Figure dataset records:
□ □ □ □ □

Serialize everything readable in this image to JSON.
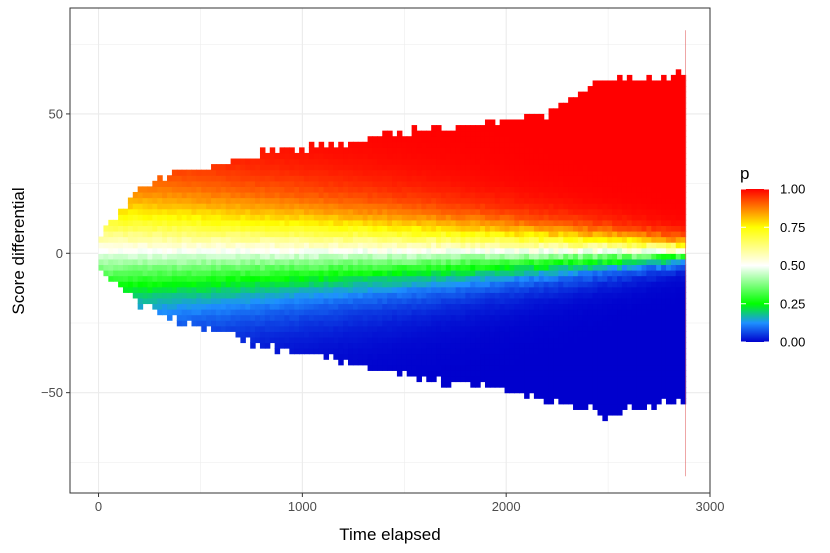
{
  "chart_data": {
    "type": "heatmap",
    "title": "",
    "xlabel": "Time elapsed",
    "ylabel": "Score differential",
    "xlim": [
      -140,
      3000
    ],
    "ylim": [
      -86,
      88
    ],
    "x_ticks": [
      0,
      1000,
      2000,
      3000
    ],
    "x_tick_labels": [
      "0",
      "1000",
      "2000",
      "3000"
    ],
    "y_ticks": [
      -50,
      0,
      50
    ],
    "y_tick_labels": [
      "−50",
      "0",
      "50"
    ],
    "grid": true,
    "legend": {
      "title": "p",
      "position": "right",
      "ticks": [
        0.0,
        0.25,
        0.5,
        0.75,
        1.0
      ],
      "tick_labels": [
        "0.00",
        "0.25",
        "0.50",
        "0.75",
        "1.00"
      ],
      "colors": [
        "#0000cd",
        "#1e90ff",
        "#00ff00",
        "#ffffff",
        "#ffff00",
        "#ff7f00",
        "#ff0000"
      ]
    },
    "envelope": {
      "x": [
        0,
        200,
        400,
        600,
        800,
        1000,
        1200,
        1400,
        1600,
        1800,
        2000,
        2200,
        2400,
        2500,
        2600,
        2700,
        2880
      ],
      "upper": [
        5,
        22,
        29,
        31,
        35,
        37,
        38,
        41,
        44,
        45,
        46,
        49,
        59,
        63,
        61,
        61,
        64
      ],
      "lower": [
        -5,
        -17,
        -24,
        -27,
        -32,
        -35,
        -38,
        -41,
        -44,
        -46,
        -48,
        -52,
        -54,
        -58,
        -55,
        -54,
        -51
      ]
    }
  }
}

□ □ □ □ □

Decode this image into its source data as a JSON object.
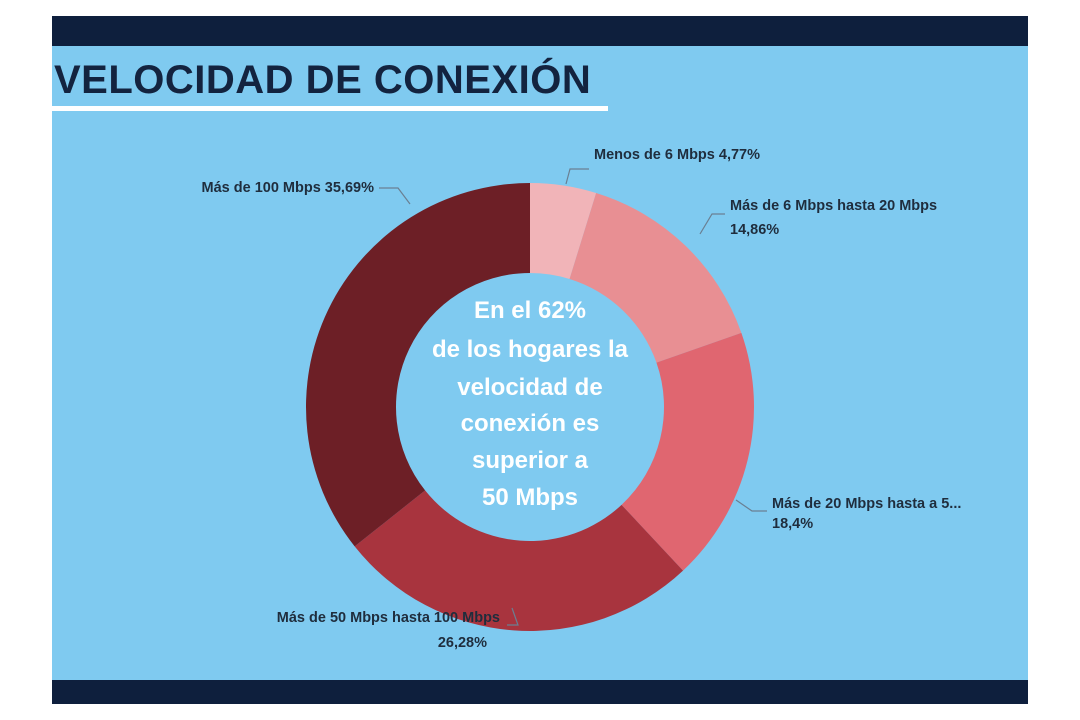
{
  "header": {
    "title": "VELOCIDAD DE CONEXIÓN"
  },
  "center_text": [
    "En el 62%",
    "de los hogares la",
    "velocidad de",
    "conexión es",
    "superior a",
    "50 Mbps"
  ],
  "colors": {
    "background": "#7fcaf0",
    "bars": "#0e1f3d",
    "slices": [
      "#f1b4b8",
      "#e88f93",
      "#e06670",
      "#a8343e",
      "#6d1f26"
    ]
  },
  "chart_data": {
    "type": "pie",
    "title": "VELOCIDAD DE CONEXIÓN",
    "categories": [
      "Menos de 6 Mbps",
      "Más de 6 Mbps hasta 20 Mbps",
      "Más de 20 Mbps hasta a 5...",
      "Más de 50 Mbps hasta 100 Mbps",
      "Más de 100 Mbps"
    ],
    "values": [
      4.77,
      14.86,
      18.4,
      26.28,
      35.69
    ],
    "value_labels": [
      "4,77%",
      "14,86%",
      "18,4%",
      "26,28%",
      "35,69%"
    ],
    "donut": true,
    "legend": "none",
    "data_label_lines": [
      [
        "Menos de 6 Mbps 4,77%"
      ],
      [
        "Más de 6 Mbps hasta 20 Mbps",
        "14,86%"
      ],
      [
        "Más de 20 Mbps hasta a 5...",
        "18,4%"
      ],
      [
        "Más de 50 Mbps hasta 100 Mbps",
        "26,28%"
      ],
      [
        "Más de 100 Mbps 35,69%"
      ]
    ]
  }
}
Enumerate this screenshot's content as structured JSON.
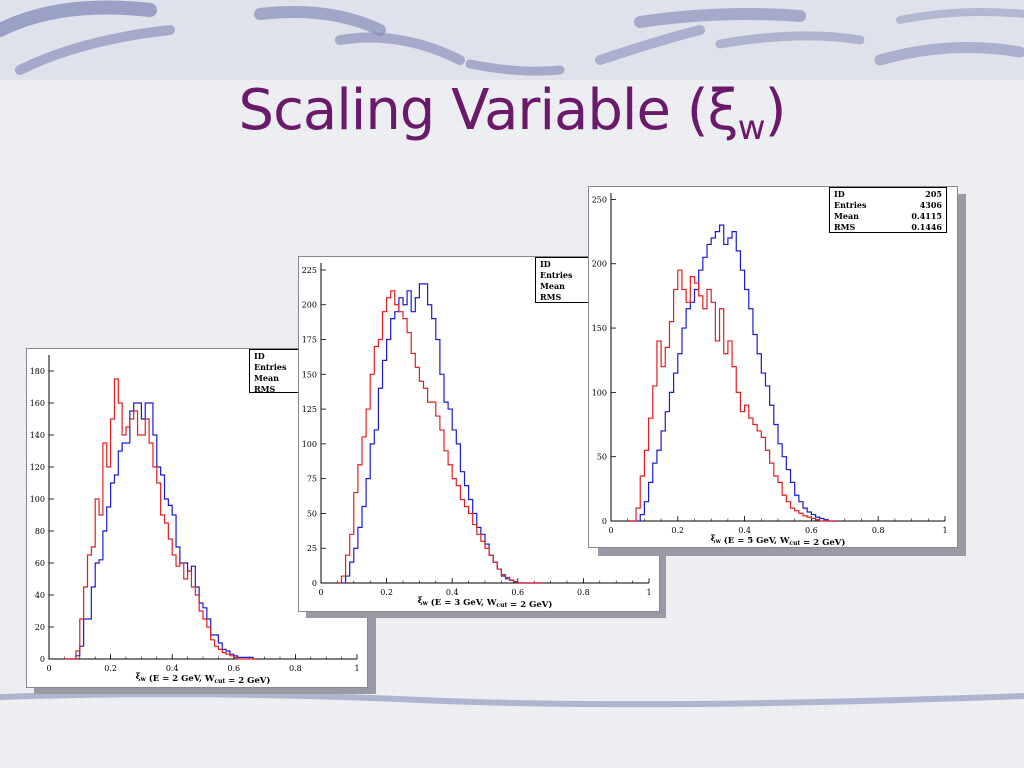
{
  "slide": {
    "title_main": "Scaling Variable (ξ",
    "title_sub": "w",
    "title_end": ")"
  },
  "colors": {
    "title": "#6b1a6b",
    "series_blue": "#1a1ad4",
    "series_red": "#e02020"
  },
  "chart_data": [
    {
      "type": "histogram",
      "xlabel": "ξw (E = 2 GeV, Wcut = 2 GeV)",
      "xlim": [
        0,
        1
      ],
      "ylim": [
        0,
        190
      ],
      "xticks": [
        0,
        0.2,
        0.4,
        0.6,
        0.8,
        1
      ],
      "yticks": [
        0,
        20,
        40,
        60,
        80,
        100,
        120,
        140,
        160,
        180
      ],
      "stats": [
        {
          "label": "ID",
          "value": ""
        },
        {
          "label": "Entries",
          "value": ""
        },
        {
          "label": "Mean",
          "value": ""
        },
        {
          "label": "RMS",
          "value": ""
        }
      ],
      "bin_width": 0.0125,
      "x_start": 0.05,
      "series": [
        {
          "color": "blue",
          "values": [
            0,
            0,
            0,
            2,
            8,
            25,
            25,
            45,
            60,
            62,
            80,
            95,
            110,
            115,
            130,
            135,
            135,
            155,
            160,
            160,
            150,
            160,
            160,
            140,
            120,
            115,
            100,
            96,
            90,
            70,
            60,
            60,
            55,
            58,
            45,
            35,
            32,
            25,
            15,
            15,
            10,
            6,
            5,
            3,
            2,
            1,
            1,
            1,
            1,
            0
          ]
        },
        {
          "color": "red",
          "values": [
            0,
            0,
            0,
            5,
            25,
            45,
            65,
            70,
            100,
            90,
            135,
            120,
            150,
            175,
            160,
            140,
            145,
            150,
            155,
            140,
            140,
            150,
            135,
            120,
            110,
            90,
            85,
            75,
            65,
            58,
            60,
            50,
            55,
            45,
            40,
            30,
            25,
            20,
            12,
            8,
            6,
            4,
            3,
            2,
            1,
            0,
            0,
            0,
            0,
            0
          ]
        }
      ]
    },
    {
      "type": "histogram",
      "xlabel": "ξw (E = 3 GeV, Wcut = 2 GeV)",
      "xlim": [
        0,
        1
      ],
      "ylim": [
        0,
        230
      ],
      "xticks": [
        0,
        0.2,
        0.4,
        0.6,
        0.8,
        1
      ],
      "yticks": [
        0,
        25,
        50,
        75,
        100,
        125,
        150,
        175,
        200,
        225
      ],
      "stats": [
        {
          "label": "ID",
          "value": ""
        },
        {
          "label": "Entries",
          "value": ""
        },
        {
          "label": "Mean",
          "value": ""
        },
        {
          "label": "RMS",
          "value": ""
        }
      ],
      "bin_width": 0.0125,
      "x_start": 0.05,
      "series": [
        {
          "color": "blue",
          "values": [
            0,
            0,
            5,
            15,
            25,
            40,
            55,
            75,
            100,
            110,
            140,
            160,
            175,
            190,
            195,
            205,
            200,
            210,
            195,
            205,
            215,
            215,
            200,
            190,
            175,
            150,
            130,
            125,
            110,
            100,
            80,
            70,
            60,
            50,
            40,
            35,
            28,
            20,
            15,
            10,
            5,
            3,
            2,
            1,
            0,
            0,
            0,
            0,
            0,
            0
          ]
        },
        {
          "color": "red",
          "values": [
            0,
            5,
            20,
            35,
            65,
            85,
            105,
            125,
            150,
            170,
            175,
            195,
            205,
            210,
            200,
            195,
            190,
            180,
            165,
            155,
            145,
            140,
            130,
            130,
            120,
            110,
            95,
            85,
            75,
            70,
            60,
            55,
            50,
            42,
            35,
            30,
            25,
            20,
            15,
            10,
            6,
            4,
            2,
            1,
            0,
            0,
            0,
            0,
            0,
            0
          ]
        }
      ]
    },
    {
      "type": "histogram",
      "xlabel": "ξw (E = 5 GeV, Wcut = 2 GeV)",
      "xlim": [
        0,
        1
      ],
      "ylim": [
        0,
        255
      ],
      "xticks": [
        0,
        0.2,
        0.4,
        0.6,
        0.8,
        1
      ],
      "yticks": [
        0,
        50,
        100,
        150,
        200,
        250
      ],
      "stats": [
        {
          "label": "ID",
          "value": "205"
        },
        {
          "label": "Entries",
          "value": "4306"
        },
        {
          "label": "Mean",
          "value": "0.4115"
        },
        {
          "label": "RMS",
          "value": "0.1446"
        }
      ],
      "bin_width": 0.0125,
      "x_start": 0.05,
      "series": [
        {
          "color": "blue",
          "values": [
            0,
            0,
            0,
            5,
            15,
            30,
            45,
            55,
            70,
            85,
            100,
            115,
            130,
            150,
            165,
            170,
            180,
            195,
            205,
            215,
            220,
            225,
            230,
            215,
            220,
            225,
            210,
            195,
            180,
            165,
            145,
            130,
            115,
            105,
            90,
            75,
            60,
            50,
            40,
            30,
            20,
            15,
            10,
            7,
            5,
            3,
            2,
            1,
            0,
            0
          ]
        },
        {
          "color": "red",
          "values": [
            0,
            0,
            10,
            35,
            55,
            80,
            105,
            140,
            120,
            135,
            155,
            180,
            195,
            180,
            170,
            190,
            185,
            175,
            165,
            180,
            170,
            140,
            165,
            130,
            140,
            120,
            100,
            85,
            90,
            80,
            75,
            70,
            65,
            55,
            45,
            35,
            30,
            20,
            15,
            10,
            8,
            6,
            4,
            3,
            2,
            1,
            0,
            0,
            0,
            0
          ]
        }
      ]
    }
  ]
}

□ □ □ □ □

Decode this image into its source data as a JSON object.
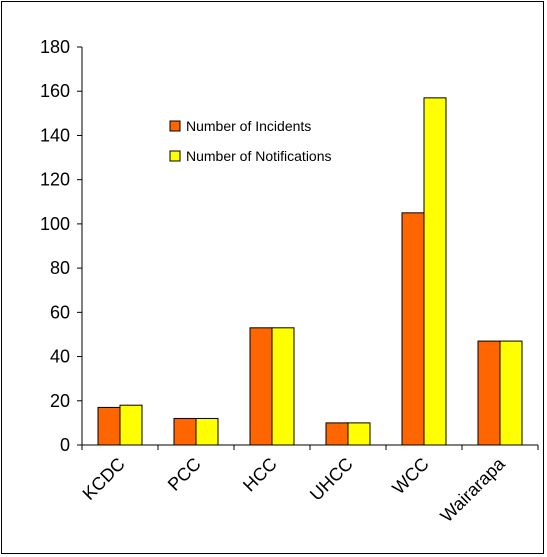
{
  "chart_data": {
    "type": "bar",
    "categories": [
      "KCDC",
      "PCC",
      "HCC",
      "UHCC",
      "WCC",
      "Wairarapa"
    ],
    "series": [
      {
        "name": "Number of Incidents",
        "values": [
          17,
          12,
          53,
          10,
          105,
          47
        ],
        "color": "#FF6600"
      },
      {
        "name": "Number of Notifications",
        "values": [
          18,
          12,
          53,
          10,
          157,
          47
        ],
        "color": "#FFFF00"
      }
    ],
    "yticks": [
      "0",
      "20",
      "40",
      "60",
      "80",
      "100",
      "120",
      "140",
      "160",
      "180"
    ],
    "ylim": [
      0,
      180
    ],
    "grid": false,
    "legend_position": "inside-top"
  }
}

□ □ □ □ □

** AIM OF THE EXERCISE **
In the lines above, locate the string "Mbps". Copy every line where it occurs.

** RESULT OF THIS EXERCISE **
    "50 Mbps"
      "Menos de 6 Mbps",
      "Más de 6 Mbps hasta 20 Mbps",
      "Más de 20 Mbps hasta a 5...",
      "Más de 50 Mbps hasta 100 Mbps",
      "Más de 100 Mbps"
        "Menos de 6 Mbps 4,77%"
        "Más de 6 Mbps hasta 20 Mbps",
        "Más de 20 Mbps hasta a 5...",
        "Más de 50 Mbps hasta 100 Mbps",
        "Más de 100 Mbps 35,69%"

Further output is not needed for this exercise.